§ **Description of the task**: Please transcribe the data that follows without the pictures, keeping every word the same.

========

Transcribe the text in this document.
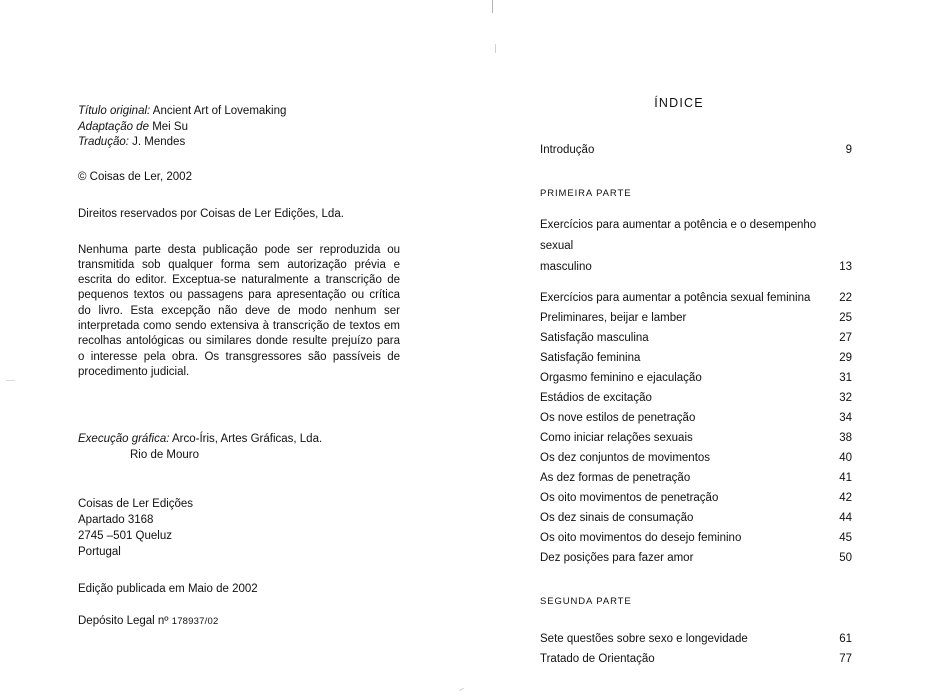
Título original: Ancient Art of Lovemaking
Adaptação de Mei Su
Tradução: J. Mendes
© Coisas de Ler, 2002
Direitos reservados por Coisas de Ler Edições, Lda.
Nenhuma parte desta publicação pode ser reproduzida ou transmitida sob qualquer forma sem autorização prévia e escrita do editor. Exceptua-se naturalmente a transcrição de pequenos textos ou passagens para apresentação ou crítica do livro. Esta excepção não deve de modo nenhum ser interpretada como sendo extensiva à transcrição de textos em recolhas antológicas ou similares donde resulte prejuízo para o interesse pela obra. Os transgressores são passíveis de procedimento judicial.
Execução gráfica: Arco-Íris, Artes Gráficas, Lda.
Rio de Mouro
Coisas de Ler Edições
Apartado 3168
2745 –501 Queluz
Portugal
Edição publicada em Maio de 2002
Depósito Legal nº 178937/02
ÍNDICE
Introdução	9
PRIMEIRA PARTE
Exercícios para aumentar a potência e o desempenho sexual
masculino	13
Exercícios para aumentar a potência sexual feminina	22
Preliminares, beijar e lamber	25
Satisfação masculina	27
Satisfação feminina	29
Orgasmo feminino e ejaculação	31
Estádios de excitação	32
Os nove estilos de penetração	34
Como iniciar relações sexuais	38
Os dez conjuntos de movimentos	40
As dez formas de penetração	41
Os oito movimentos de penetração	42
Os dez sinais de consumação	44
Os oito movimentos do desejo feminino	45
Dez posições para fazer amor	50
SEGUNDA PARTE
Sete questões sobre sexo e longevidade	61
Tratado de Orientação	77
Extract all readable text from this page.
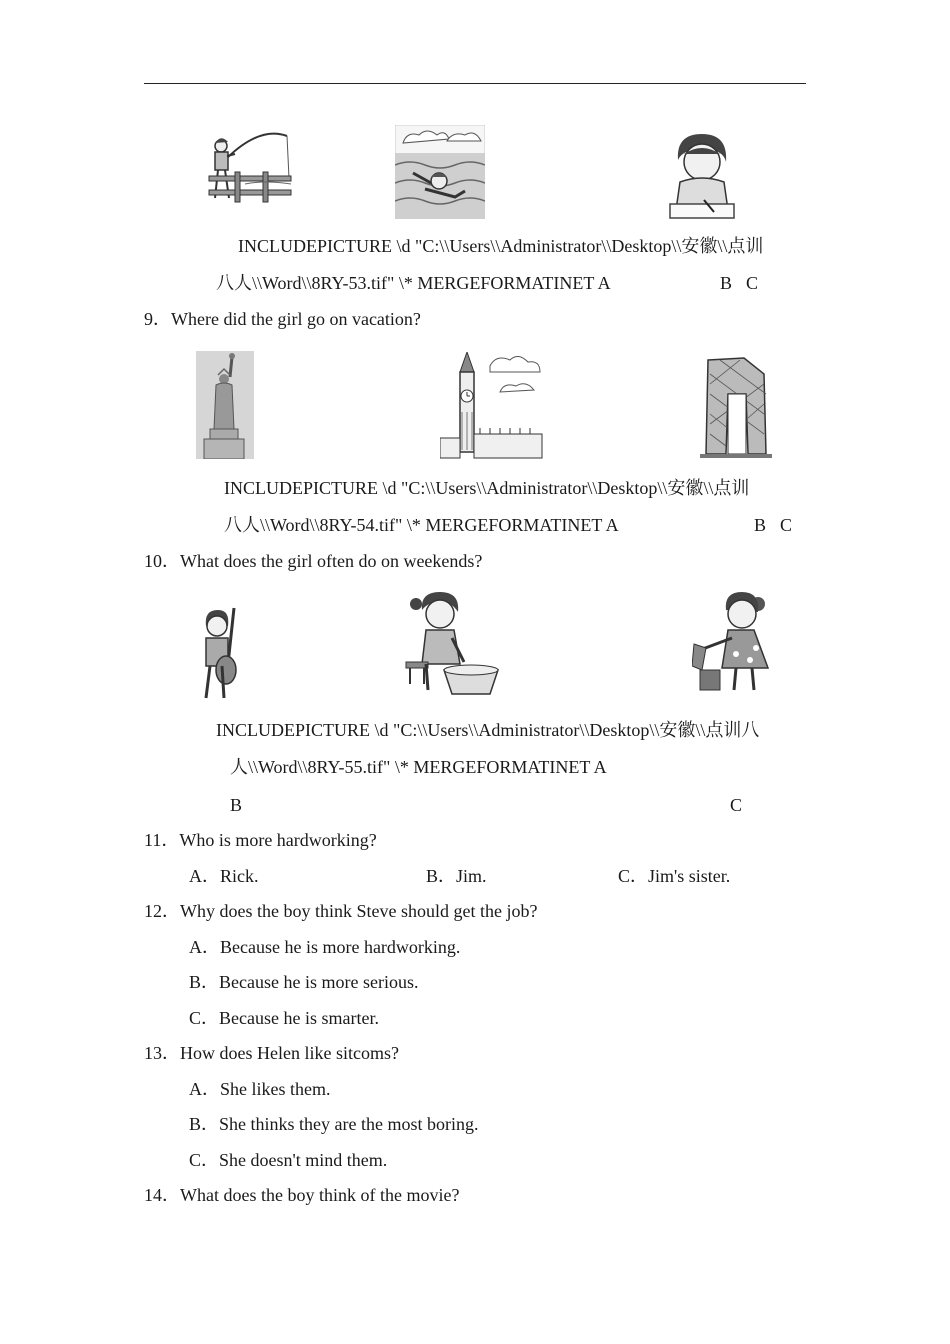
INCLUDEPICTURE \d "C:\\Users\\Administrator\\Desktop\\安徽\\点训
八人\\Word\\8RY-53.tif" \* MERGEFORMATINET A	B C
9．Where did the girl go on vacation?
INCLUDEPICTURE \d "C:\\Users\\Administrator\\Desktop\\安徽\\点训
八人\\Word\\8RY-54.tif" \* MERGEFORMATINET A	B C
10．What does the girl often do on weekends?
INCLUDEPICTURE \d "C:\\Users\\Administrator\\Desktop\\安徽\\点训八
人\\Word\\8RY-55.tif" \* MERGEFORMATINET A
B	C
11．Who is more hardworking?
A．Rick.	B．Jim.	C．Jim's sister.
12．Why does the boy think Steve should get the job?
A．Because he is more hardworking.
B．Because he is more serious.
C．Because he is smarter.
13．How does Helen like sitcoms?
A．She likes them.
B．She thinks they are the most boring.
C．She doesn't mind them.
14．What does the boy think of the movie?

========

§ **Output for this task**:
Transcribe the text in this document.
Título original: Ancient Art of Lovemaking
Adaptação de Mei Su
Tradução: J. Mendes
© Coisas de Ler, 2002
Direitos reservados por Coisas de Ler Edições, Lda.
Nenhuma parte desta publicação pode ser reproduzida ou transmitida sob qualquer forma sem autorização prévia e escrita do editor. Exceptua-se naturalmente a transcrição de pequenos textos ou passagens para apresentação ou crítica do livro. Esta excepção não deve de modo nenhum ser interpretada como sendo extensiva à transcrição de textos em recolhas antológicas ou similares donde resulte prejuízo para o interesse pela obra. Os transgressores são passíveis de procedimento judicial.
Execução gráfica: Arco-Íris, Artes Gráficas, Lda.
Rio de Mouro
Coisas de Ler Edições
Apartado 3168
2745 –501 Queluz
Portugal
Edição publicada em Maio de 2002
Depósito Legal nº 178937/02
ÍNDICE
Introdução	9
PRIMEIRA PARTE
Exercícios para aumentar a potência e o desempenho sexual
masculino	13
Exercícios para aumentar a potência sexual feminina	22
Preliminares, beijar e lamber	25
Satisfação masculina	27
Satisfação feminina	29
Orgasmo feminino e ejaculação	31
Estádios de excitação	32
Os nove estilos de penetração	34
Como iniciar relações sexuais	38
Os dez conjuntos de movimentos	40
As dez formas de penetração	41
Os oito movimentos de penetração	42
Os dez sinais de consumação	44
Os oito movimentos do desejo feminino	45
Dez posições para fazer amor	50
SEGUNDA PARTE
Sete questões sobre sexo e longevidade	61
Tratado de Orientação	77
Extract all readable text from this page.
INCLUDEPICTURE \d "C:\\Users\\Administrator\\Desktop\\安徽\\点训
八人\\Word\\8RY-53.tif" \* MERGEFORMATINET A	B C
9．Where did the girl go on vacation?
INCLUDEPICTURE \d "C:\\Users\\Administrator\\Desktop\\安徽\\点训
八人\\Word\\8RY-54.tif" \* MERGEFORMATINET A	B C
10．What does the girl often do on weekends?
INCLUDEPICTURE \d "C:\\Users\\Administrator\\Desktop\\安徽\\点训八
人\\Word\\8RY-55.tif" \* MERGEFORMATINET A
B	C
11．Who is more hardworking?
A．Rick.	B．Jim.	C．Jim's sister.
12．Why does the boy think Steve should get the job?
A．Because he is more hardworking.
B．Because he is more serious.
C．Because he is smarter.
13．How does Helen like sitcoms?
A．She likes them.
B．She thinks they are the most boring.
C．She doesn't mind them.
14．What does the boy think of the movie?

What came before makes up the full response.